Goal of the exercise: Quote every line below exactly as it reads.

-- BEGIN Material for the task --

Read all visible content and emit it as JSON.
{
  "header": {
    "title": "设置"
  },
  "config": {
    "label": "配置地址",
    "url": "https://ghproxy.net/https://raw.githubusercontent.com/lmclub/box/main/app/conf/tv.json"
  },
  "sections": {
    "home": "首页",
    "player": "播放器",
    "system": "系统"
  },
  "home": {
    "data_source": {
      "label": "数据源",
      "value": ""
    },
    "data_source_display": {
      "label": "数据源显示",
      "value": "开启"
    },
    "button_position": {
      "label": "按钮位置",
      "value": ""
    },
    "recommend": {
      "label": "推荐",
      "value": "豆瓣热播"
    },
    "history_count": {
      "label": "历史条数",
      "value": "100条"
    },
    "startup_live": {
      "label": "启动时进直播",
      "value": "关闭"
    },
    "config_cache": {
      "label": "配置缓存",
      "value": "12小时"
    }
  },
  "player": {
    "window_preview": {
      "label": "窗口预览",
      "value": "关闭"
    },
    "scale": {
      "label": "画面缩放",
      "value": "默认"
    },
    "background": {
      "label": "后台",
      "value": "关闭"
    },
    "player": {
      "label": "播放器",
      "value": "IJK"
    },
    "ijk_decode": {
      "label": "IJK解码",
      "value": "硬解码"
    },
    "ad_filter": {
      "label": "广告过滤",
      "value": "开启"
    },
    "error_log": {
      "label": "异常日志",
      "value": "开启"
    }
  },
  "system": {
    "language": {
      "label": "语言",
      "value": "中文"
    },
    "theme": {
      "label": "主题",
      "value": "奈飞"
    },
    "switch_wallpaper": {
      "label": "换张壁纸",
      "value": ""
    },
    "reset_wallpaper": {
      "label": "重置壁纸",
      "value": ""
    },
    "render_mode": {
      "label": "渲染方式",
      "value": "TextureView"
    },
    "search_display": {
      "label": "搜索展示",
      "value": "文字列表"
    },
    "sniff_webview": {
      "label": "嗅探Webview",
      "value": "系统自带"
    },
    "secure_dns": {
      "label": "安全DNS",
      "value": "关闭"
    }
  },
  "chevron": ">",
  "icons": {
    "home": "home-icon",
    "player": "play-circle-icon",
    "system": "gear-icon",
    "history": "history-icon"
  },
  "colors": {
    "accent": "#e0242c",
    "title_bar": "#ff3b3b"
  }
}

-- END Material for the task --

Written response:
Read all visible content and emit it as JSON.
{
  "header": {
    "title": "设置"
  },
  "config": {
    "label": "配置地址",
    "url": "https://ghproxy.net/https://raw.githubusercontent.com/lmclub/box/main/app/conf/tv.json"
  },
  "sections": {
    "home": "首页",
    "player": "播放器",
    "system": "系统"
  },
  "home": {
    "data_source": {
      "label": "数据源",
      "value": ""
    },
    "data_source_display": {
      "label": "数据源显示",
      "value": "开启"
    },
    "button_position": {
      "label": "按钮位置",
      "value": ""
    },
    "recommend": {
      "label": "推荐",
      "value": "豆瓣热播"
    },
    "history_count": {
      "label": "历史条数",
      "value": "100条"
    },
    "startup_live": {
      "label": "启动时进直播",
      "value": "关闭"
    },
    "config_cache": {
      "label": "配置缓存",
      "value": "12小时"
    }
  },
  "player": {
    "window_preview": {
      "label": "窗口预览",
      "value": "关闭"
    },
    "scale": {
      "label": "画面缩放",
      "value": "默认"
    },
    "background": {
      "label": "后台",
      "value": "关闭"
    },
    "player": {
      "label": "播放器",
      "value": "IJK"
    },
    "ijk_decode": {
      "label": "IJK解码",
      "value": "硬解码"
    },
    "ad_filter": {
      "label": "广告过滤",
      "value": "开启"
    },
    "error_log": {
      "label": "异常日志",
      "value": "开启"
    }
  },
  "system": {
    "language": {
      "label": "语言",
      "value": "中文"
    },
    "theme": {
      "label": "主题",
      "value": "奈飞"
    },
    "switch_wallpaper": {
      "label": "换张壁纸",
      "value": ""
    },
    "reset_wallpaper": {
      "label": "重置壁纸",
      "value": ""
    },
    "render_mode": {
      "label": "渲染方式",
      "value": "TextureView"
    },
    "search_display": {
      "label": "搜索展示",
      "value": "文字列表"
    },
    "sniff_webview": {
      "label": "嗅探Webview",
      "value": "系统自带"
    },
    "secure_dns": {
      "label": "安全DNS",
      "value": "关闭"
    }
  },
  "chevron": ">",
  "icons": {
    "home": "home-icon",
    "player": "play-circle-icon",
    "system": "gear-icon",
    "history": "history-icon"
  },
  "colors": {
    "accent": "#e0242c",
    "title_bar": "#ff3b3b"
  }
}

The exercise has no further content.